§ **WHAT TO PRODUCE**: What follows is a listing; give it again exactly, in its entirety.
++++
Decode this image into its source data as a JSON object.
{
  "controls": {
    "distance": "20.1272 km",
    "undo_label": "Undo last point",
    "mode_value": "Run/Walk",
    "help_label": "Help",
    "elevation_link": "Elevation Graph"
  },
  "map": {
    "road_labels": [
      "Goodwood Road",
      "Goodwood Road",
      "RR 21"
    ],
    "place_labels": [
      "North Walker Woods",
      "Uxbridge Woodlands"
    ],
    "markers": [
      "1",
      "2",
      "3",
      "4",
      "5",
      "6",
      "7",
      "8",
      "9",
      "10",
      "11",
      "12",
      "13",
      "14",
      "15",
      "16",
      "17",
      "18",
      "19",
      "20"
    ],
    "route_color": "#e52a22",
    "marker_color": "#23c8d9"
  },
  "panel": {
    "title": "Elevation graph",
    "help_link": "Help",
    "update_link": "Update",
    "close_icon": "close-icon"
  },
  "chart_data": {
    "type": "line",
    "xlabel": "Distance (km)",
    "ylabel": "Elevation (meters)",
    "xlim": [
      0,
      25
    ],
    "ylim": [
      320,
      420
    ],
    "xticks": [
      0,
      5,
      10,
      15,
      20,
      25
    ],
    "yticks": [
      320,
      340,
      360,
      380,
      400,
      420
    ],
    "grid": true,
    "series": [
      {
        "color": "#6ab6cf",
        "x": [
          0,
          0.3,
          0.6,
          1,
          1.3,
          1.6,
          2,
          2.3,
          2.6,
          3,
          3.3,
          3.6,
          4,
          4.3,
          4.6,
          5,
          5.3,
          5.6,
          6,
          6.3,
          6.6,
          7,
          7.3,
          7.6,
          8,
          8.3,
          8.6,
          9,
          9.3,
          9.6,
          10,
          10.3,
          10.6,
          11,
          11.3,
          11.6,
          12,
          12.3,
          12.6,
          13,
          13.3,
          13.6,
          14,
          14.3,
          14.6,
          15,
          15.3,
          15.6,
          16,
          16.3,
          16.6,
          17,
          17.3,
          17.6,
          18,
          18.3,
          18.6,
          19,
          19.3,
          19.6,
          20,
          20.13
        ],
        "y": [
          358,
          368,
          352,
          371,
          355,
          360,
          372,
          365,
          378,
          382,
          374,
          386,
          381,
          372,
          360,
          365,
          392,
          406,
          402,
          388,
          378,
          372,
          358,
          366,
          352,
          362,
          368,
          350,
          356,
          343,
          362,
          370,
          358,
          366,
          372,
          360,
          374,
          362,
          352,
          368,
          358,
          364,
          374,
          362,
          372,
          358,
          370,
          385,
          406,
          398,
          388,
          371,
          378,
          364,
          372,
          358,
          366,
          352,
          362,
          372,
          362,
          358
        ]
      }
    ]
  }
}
++++
§ **FINISHED EXERCISE**:
Decode this image into its source data as a JSON object.
{
  "controls": {
    "distance": "20.1272 km",
    "undo_label": "Undo last point",
    "mode_value": "Run/Walk",
    "help_label": "Help",
    "elevation_link": "Elevation Graph"
  },
  "map": {
    "road_labels": [
      "Goodwood Road",
      "Goodwood Road",
      "RR 21"
    ],
    "place_labels": [
      "North Walker Woods",
      "Uxbridge Woodlands"
    ],
    "markers": [
      "1",
      "2",
      "3",
      "4",
      "5",
      "6",
      "7",
      "8",
      "9",
      "10",
      "11",
      "12",
      "13",
      "14",
      "15",
      "16",
      "17",
      "18",
      "19",
      "20"
    ],
    "route_color": "#e52a22",
    "marker_color": "#23c8d9"
  },
  "panel": {
    "title": "Elevation graph",
    "help_link": "Help",
    "update_link": "Update",
    "close_icon": "close-icon"
  },
  "chart_data": {
    "type": "line",
    "xlabel": "Distance (km)",
    "ylabel": "Elevation (meters)",
    "xlim": [
      0,
      25
    ],
    "ylim": [
      320,
      420
    ],
    "xticks": [
      0,
      5,
      10,
      15,
      20,
      25
    ],
    "yticks": [
      320,
      340,
      360,
      380,
      400,
      420
    ],
    "grid": true,
    "series": [
      {
        "color": "#6ab6cf",
        "x": [
          0,
          0.3,
          0.6,
          1,
          1.3,
          1.6,
          2,
          2.3,
          2.6,
          3,
          3.3,
          3.6,
          4,
          4.3,
          4.6,
          5,
          5.3,
          5.6,
          6,
          6.3,
          6.6,
          7,
          7.3,
          7.6,
          8,
          8.3,
          8.6,
          9,
          9.3,
          9.6,
          10,
          10.3,
          10.6,
          11,
          11.3,
          11.6,
          12,
          12.3,
          12.6,
          13,
          13.3,
          13.6,
          14,
          14.3,
          14.6,
          15,
          15.3,
          15.6,
          16,
          16.3,
          16.6,
          17,
          17.3,
          17.6,
          18,
          18.3,
          18.6,
          19,
          19.3,
          19.6,
          20,
          20.13
        ],
        "y": [
          358,
          368,
          352,
          371,
          355,
          360,
          372,
          365,
          378,
          382,
          374,
          386,
          381,
          372,
          360,
          365,
          392,
          406,
          402,
          388,
          378,
          372,
          358,
          366,
          352,
          362,
          368,
          350,
          356,
          343,
          362,
          370,
          358,
          366,
          372,
          360,
          374,
          362,
          352,
          368,
          358,
          364,
          374,
          362,
          372,
          358,
          370,
          385,
          406,
          398,
          388,
          371,
          378,
          364,
          372,
          358,
          366,
          352,
          362,
          372,
          362,
          358
        ]
      }
    ]
  }
}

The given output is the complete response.